Please quote every line word for word.

------------------------------------------------------------------------

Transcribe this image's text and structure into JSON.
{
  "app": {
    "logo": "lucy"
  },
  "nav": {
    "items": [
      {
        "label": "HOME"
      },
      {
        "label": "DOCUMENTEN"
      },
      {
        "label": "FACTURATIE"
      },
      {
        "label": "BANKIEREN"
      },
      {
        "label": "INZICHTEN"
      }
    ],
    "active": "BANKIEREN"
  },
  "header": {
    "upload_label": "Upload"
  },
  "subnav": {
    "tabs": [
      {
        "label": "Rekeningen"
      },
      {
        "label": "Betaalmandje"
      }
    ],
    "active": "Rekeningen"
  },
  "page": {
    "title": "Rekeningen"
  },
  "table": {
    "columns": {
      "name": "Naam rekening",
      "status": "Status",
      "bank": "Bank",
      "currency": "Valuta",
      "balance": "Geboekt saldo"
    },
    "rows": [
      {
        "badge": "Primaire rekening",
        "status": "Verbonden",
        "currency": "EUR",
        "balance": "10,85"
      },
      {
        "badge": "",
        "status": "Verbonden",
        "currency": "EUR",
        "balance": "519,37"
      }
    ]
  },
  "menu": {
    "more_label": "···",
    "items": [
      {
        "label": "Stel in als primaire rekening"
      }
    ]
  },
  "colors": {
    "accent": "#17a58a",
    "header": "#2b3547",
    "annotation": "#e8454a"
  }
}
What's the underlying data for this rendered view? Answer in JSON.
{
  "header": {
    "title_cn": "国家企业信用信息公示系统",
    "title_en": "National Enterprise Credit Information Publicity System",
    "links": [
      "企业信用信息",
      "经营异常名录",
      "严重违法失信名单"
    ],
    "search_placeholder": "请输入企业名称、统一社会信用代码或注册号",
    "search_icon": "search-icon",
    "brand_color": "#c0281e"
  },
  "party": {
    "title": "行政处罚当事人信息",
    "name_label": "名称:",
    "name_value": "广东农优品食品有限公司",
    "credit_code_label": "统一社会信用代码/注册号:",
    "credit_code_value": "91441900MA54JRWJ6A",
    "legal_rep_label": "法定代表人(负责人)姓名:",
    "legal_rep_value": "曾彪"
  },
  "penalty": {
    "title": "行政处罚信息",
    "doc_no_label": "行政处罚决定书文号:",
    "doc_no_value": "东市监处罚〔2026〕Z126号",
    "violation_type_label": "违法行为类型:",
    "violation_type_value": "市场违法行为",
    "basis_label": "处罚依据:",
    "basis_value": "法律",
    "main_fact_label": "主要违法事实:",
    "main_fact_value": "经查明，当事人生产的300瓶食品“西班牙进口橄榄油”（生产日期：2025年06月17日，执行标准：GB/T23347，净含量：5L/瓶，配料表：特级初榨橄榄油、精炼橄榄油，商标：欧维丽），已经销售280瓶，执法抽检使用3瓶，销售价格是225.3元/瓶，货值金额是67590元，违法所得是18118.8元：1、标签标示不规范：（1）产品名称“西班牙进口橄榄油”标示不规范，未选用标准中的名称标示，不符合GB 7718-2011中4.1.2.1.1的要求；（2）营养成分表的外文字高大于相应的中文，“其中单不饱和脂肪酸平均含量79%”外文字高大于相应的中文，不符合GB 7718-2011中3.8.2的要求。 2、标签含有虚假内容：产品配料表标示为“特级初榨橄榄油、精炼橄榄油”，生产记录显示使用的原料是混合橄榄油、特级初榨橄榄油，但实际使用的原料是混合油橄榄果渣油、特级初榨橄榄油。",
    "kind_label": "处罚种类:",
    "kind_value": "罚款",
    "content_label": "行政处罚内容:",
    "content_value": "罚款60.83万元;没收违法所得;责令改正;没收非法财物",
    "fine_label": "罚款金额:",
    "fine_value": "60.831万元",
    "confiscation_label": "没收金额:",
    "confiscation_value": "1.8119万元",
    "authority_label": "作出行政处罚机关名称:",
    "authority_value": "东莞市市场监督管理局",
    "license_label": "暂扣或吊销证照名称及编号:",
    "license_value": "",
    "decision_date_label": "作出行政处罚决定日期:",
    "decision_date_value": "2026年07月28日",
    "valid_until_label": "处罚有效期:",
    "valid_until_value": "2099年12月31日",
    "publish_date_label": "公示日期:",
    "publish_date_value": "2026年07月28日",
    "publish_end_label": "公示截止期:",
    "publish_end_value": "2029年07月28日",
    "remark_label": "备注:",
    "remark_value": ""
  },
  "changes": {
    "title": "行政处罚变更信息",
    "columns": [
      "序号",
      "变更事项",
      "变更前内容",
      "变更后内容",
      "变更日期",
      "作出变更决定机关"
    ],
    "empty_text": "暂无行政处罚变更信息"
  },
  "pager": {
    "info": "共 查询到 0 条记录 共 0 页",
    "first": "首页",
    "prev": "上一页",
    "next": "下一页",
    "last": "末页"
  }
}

------------------------------------------------------------------------

#### Complete response
Transcribe this image's text and structure into JSON.
{
  "app": {
    "logo": "lucy"
  },
  "nav": {
    "items": [
      {
        "label": "HOME"
      },
      {
        "label": "DOCUMENTEN"
      },
      {
        "label": "FACTURATIE"
      },
      {
        "label": "BANKIEREN"
      },
      {
        "label": "INZICHTEN"
      }
    ],
    "active": "BANKIEREN"
  },
  "header": {
    "upload_label": "Upload"
  },
  "subnav": {
    "tabs": [
      {
        "label": "Rekeningen"
      },
      {
        "label": "Betaalmandje"
      }
    ],
    "active": "Rekeningen"
  },
  "page": {
    "title": "Rekeningen"
  },
  "table": {
    "columns": {
      "name": "Naam rekening",
      "status": "Status",
      "bank": "Bank",
      "currency": "Valuta",
      "balance": "Geboekt saldo"
    },
    "rows": [
      {
        "badge": "Primaire rekening",
        "status": "Verbonden",
        "currency": "EUR",
        "balance": "10,85"
      },
      {
        "badge": "",
        "status": "Verbonden",
        "currency": "EUR",
        "balance": "519,37"
      }
    ]
  },
  "menu": {
    "more_label": "···",
    "items": [
      {
        "label": "Stel in als primaire rekening"
      }
    ]
  },
  "colors": {
    "accent": "#17a58a",
    "header": "#2b3547",
    "annotation": "#e8454a"
  }
}
What's the underlying data for this rendered view? Answer in JSON.
{
  "header": {
    "title_cn": "国家企业信用信息公示系统",
    "title_en": "National Enterprise Credit Information Publicity System",
    "links": [
      "企业信用信息",
      "经营异常名录",
      "严重违法失信名单"
    ],
    "search_placeholder": "请输入企业名称、统一社会信用代码或注册号",
    "search_icon": "search-icon",
    "brand_color": "#c0281e"
  },
  "party": {
    "title": "行政处罚当事人信息",
    "name_label": "名称:",
    "name_value": "广东农优品食品有限公司",
    "credit_code_label": "统一社会信用代码/注册号:",
    "credit_code_value": "91441900MA54JRWJ6A",
    "legal_rep_label": "法定代表人(负责人)姓名:",
    "legal_rep_value": "曾彪"
  },
  "penalty": {
    "title": "行政处罚信息",
    "doc_no_label": "行政处罚决定书文号:",
    "doc_no_value": "东市监处罚〔2026〕Z126号",
    "violation_type_label": "违法行为类型:",
    "violation_type_value": "市场违法行为",
    "basis_label": "处罚依据:",
    "basis_value": "法律",
    "main_fact_label": "主要违法事实:",
    "main_fact_value": "经查明，当事人生产的300瓶食品“西班牙进口橄榄油”（生产日期：2025年06月17日，执行标准：GB/T23347，净含量：5L/瓶，配料表：特级初榨橄榄油、精炼橄榄油，商标：欧维丽），已经销售280瓶，执法抽检使用3瓶，销售价格是225.3元/瓶，货值金额是67590元，违法所得是18118.8元：1、标签标示不规范：（1）产品名称“西班牙进口橄榄油”标示不规范，未选用标准中的名称标示，不符合GB 7718-2011中4.1.2.1.1的要求；（2）营养成分表的外文字高大于相应的中文，“其中单不饱和脂肪酸平均含量79%”外文字高大于相应的中文，不符合GB 7718-2011中3.8.2的要求。 2、标签含有虚假内容：产品配料表标示为“特级初榨橄榄油、精炼橄榄油”，生产记录显示使用的原料是混合橄榄油、特级初榨橄榄油，但实际使用的原料是混合油橄榄果渣油、特级初榨橄榄油。",
    "kind_label": "处罚种类:",
    "kind_value": "罚款",
    "content_label": "行政处罚内容:",
    "content_value": "罚款60.83万元;没收违法所得;责令改正;没收非法财物",
    "fine_label": "罚款金额:",
    "fine_value": "60.831万元",
    "confiscation_label": "没收金额:",
    "confiscation_value": "1.8119万元",
    "authority_label": "作出行政处罚机关名称:",
    "authority_value": "东莞市市场监督管理局",
    "license_label": "暂扣或吊销证照名称及编号:",
    "license_value": "",
    "decision_date_label": "作出行政处罚决定日期:",
    "decision_date_value": "2026年07月28日",
    "valid_until_label": "处罚有效期:",
    "valid_until_value": "2099年12月31日",
    "publish_date_label": "公示日期:",
    "publish_date_value": "2026年07月28日",
    "publish_end_label": "公示截止期:",
    "publish_end_value": "2029年07月28日",
    "remark_label": "备注:",
    "remark_value": ""
  },
  "changes": {
    "title": "行政处罚变更信息",
    "columns": [
      "序号",
      "变更事项",
      "变更前内容",
      "变更后内容",
      "变更日期",
      "作出变更决定机关"
    ],
    "empty_text": "暂无行政处罚变更信息"
  },
  "pager": {
    "info": "共 查询到 0 条记录 共 0 页",
    "first": "首页",
    "prev": "上一页",
    "next": "下一页",
    "last": "末页"
  }
}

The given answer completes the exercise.